# Objective:
Reply only with how many lines contain the word "bags".

# Given information:

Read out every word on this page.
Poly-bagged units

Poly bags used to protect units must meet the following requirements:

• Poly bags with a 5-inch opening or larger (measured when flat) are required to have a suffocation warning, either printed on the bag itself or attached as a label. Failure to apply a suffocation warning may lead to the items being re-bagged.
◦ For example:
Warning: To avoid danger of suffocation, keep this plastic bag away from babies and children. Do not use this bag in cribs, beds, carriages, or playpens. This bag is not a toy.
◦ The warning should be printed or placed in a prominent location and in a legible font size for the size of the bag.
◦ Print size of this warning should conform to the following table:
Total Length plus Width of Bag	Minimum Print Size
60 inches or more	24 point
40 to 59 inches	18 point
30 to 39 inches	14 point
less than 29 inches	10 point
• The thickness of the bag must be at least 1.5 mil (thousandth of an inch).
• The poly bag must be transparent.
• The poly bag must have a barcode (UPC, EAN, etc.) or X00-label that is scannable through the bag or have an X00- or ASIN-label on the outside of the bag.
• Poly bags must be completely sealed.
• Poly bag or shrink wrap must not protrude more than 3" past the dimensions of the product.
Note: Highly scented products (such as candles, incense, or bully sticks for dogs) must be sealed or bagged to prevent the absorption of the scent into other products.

# Completed task:
3